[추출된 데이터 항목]

◇ ◇ ◇

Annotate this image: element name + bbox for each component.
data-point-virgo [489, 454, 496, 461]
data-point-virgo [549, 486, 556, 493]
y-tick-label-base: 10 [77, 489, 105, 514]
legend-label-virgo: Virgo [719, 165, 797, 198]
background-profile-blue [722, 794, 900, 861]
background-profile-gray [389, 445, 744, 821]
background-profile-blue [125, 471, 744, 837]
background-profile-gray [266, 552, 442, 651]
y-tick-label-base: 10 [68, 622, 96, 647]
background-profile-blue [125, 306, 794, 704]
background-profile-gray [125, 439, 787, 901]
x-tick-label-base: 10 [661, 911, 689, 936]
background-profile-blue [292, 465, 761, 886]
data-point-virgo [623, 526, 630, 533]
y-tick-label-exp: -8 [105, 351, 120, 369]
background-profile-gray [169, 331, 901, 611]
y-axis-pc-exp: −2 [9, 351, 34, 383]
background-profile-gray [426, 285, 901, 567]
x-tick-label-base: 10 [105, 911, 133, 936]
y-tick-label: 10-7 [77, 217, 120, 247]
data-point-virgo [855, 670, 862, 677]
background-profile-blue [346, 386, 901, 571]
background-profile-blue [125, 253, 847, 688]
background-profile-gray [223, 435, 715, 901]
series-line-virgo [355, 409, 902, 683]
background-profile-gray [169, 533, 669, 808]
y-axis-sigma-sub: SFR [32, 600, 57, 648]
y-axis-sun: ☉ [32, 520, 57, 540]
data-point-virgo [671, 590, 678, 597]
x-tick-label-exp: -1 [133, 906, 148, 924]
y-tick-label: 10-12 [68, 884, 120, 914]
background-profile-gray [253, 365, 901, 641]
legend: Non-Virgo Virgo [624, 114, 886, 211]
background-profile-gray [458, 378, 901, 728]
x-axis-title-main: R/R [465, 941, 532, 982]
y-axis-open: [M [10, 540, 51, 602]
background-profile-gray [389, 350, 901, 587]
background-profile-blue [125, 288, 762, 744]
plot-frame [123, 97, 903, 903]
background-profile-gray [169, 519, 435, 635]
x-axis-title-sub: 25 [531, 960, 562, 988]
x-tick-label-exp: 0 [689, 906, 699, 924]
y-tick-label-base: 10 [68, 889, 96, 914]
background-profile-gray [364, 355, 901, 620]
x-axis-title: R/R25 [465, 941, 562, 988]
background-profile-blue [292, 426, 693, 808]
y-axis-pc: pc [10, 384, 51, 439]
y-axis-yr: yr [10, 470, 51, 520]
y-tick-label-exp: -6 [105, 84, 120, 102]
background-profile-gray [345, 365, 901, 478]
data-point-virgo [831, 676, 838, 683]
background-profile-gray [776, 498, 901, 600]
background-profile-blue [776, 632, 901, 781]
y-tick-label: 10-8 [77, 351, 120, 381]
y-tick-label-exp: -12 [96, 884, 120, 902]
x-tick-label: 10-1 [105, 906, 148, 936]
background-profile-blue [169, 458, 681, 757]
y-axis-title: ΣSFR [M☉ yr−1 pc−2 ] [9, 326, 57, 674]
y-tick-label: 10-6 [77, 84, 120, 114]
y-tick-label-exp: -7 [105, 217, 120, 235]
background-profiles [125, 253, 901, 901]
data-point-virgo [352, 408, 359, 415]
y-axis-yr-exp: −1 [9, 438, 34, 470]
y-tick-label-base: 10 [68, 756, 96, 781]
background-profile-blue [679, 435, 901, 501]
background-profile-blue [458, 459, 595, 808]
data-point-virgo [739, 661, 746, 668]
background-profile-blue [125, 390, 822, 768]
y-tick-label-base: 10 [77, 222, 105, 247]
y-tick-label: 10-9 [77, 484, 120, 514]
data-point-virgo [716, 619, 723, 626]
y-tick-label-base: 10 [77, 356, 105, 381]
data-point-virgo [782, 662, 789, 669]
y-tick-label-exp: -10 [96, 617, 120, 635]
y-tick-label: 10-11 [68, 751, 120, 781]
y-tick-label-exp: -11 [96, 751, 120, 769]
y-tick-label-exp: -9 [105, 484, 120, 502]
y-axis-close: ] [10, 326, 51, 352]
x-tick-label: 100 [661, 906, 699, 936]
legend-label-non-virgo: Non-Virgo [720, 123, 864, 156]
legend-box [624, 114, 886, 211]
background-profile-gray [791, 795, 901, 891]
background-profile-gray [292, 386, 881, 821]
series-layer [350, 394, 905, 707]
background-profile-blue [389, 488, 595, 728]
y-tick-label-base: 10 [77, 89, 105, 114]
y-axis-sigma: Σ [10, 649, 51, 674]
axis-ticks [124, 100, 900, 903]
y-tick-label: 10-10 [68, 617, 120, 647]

◇ ◇ ◇

:: 요구 사항 ::
레코드의 첫 줄부터 "y-tick-label-base: 10 [68, 622, 96, 647]"가 들어 있는 줄까지를 그 줄도 포함하여 한 글자도 바꾸지 말고 옮겨 적으시오.

:: 연습 결과 ::
Annotate this image: element name + bbox for each component.
data-point-virgo [489, 454, 496, 461]
data-point-virgo [549, 486, 556, 493]
y-tick-label-base: 10 [77, 489, 105, 514]
legend-label-virgo: Virgo [719, 165, 797, 198]
background-profile-blue [722, 794, 900, 861]
background-profile-gray [389, 445, 744, 821]
background-profile-blue [125, 471, 744, 837]
background-profile-gray [266, 552, 442, 651]
y-tick-label-base: 10 [68, 622, 96, 647]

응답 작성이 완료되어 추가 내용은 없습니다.